> INPUT DATA:
# # # # #

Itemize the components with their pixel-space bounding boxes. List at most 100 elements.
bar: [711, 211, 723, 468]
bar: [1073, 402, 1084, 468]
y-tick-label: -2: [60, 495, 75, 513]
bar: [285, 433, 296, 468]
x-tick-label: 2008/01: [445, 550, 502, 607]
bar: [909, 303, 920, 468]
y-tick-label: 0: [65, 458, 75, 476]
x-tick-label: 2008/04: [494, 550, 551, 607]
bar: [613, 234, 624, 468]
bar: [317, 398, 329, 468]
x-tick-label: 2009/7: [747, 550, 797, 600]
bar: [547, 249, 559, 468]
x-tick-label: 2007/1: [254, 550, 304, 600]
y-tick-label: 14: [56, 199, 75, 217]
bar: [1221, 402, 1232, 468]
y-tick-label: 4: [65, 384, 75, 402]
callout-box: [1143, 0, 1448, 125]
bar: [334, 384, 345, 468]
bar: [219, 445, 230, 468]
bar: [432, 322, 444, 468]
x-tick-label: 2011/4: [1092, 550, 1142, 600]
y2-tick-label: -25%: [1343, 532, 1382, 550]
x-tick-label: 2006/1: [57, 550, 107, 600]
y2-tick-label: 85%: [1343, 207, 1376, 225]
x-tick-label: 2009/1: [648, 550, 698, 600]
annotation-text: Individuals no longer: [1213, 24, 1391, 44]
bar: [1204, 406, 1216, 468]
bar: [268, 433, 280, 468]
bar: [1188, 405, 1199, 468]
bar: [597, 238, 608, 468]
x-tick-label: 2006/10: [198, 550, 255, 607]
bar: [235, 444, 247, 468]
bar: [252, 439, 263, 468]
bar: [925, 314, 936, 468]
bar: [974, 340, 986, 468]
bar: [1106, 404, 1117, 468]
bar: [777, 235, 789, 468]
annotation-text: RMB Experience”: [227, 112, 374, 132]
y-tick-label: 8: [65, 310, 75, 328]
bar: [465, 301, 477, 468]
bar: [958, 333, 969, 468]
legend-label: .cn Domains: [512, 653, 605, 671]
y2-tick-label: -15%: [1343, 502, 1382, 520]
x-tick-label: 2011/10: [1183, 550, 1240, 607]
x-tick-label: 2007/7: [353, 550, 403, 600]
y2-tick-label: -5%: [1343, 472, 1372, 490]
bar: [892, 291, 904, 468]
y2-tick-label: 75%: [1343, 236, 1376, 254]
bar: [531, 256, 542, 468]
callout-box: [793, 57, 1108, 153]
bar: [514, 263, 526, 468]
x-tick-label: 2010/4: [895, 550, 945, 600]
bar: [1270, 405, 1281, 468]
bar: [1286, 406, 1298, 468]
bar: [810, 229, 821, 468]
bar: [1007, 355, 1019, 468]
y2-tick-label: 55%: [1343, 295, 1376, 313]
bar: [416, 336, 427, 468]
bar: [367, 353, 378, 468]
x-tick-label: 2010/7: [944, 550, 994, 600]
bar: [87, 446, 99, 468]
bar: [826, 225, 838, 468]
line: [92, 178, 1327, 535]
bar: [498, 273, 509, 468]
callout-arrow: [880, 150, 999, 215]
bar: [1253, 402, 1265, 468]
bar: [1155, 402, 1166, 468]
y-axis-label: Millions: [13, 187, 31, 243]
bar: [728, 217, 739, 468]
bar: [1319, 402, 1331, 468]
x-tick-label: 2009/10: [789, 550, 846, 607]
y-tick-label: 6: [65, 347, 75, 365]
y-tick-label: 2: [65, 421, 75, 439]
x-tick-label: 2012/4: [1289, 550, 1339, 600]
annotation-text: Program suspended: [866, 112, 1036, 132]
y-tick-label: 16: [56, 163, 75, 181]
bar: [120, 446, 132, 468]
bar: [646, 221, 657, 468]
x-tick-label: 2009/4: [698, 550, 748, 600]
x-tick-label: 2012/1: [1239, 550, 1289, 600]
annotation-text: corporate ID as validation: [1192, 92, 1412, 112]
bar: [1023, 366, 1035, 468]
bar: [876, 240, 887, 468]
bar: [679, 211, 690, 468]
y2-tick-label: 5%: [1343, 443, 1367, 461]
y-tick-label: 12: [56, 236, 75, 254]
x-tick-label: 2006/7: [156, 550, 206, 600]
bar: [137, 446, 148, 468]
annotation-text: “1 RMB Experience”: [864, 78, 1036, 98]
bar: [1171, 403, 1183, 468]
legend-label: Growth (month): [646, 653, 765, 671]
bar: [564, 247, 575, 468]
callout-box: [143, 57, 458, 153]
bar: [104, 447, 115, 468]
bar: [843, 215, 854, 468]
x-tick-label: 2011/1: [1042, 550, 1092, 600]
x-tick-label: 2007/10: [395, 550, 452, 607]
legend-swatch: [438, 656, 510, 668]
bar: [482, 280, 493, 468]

# # # # #

Write out all of the items above again, switching "Millions" to "Thousands" and keeping everything else the same.

Itemize the components with their pixel-space bounding boxes. List at most 100 elements.
bar: [711, 211, 723, 468]
bar: [1073, 402, 1084, 468]
y-tick-label: -2: [60, 495, 75, 513]
bar: [285, 433, 296, 468]
x-tick-label: 2008/01: [445, 550, 502, 607]
bar: [909, 303, 920, 468]
y-tick-label: 0: [65, 458, 75, 476]
x-tick-label: 2008/04: [494, 550, 551, 607]
bar: [613, 234, 624, 468]
bar: [317, 398, 329, 468]
x-tick-label: 2009/7: [747, 550, 797, 600]
bar: [547, 249, 559, 468]
x-tick-label: 2007/1: [254, 550, 304, 600]
y-tick-label: 14: [56, 199, 75, 217]
bar: [1221, 402, 1232, 468]
y-tick-label: 4: [65, 384, 75, 402]
callout-box: [1143, 0, 1448, 125]
bar: [334, 384, 345, 468]
bar: [219, 445, 230, 468]
bar: [432, 322, 444, 468]
x-tick-label: 2011/4: [1092, 550, 1142, 600]
y2-tick-label: -25%: [1343, 532, 1382, 550]
x-tick-label: 2006/1: [57, 550, 107, 600]
y2-tick-label: 85%: [1343, 207, 1376, 225]
x-tick-label: 2009/1: [648, 550, 698, 600]
annotation-text: Individuals no longer: [1213, 24, 1391, 44]
bar: [1204, 406, 1216, 468]
bar: [268, 433, 280, 468]
bar: [1188, 405, 1199, 468]
bar: [597, 238, 608, 468]
x-tick-label: 2006/10: [198, 550, 255, 607]
bar: [235, 444, 247, 468]
bar: [252, 439, 263, 468]
bar: [925, 314, 936, 468]
bar: [974, 340, 986, 468]
bar: [1106, 404, 1117, 468]
bar: [777, 235, 789, 468]
annotation-text: RMB Experience”: [227, 112, 374, 132]
y-tick-label: 8: [65, 310, 75, 328]
bar: [465, 301, 477, 468]
bar: [958, 333, 969, 468]
legend-label: .cn Domains: [512, 653, 605, 671]
y2-tick-label: -15%: [1343, 502, 1382, 520]
x-tick-label: 2011/10: [1183, 550, 1240, 607]
x-tick-label: 2007/7: [353, 550, 403, 600]
y2-tick-label: -5%: [1343, 472, 1372, 490]
bar: [892, 291, 904, 468]
y2-tick-label: 75%: [1343, 236, 1376, 254]
bar: [531, 256, 542, 468]
callout-box: [793, 57, 1108, 153]
bar: [514, 263, 526, 468]
x-tick-label: 2010/4: [895, 550, 945, 600]
bar: [1270, 405, 1281, 468]
bar: [1286, 406, 1298, 468]
bar: [810, 229, 821, 468]
bar: [1007, 355, 1019, 468]
y2-tick-label: 55%: [1343, 295, 1376, 313]
bar: [416, 336, 427, 468]
bar: [367, 353, 378, 468]
x-tick-label: 2010/7: [944, 550, 994, 600]
bar: [87, 446, 99, 468]
bar: [826, 225, 838, 468]
line: [92, 178, 1327, 535]
bar: [498, 273, 509, 468]
callout-arrow: [880, 150, 999, 215]
bar: [1253, 402, 1265, 468]
bar: [1155, 402, 1166, 468]
y-axis-label: Thousands: [13, 187, 31, 243]
bar: [728, 217, 739, 468]
bar: [1319, 402, 1331, 468]
x-tick-label: 2009/10: [789, 550, 846, 607]
y-tick-label: 6: [65, 347, 75, 365]
y-tick-label: 2: [65, 421, 75, 439]
x-tick-label: 2012/4: [1289, 550, 1339, 600]
annotation-text: Program suspended: [866, 112, 1036, 132]
y-tick-label: 16: [56, 163, 75, 181]
bar: [120, 446, 132, 468]
bar: [646, 221, 657, 468]
x-tick-label: 2009/4: [698, 550, 748, 600]
x-tick-label: 2012/1: [1239, 550, 1289, 600]
annotation-text: corporate ID as validation: [1192, 92, 1412, 112]
bar: [1023, 366, 1035, 468]
bar: [876, 240, 887, 468]
bar: [679, 211, 690, 468]
y2-tick-label: 5%: [1343, 443, 1367, 461]
y-tick-label: 12: [56, 236, 75, 254]
x-tick-label: 2006/7: [156, 550, 206, 600]
bar: [137, 446, 148, 468]
annotation-text: “1 RMB Experience”: [864, 78, 1036, 98]
bar: [1171, 403, 1183, 468]
legend-label: Growth (month): [646, 653, 765, 671]
bar: [564, 247, 575, 468]
callout-box: [143, 57, 458, 153]
bar: [104, 447, 115, 468]
bar: [843, 215, 854, 468]
x-tick-label: 2011/1: [1042, 550, 1092, 600]
x-tick-label: 2007/10: [395, 550, 452, 607]
legend-swatch: [438, 656, 510, 668]
bar: [482, 280, 493, 468]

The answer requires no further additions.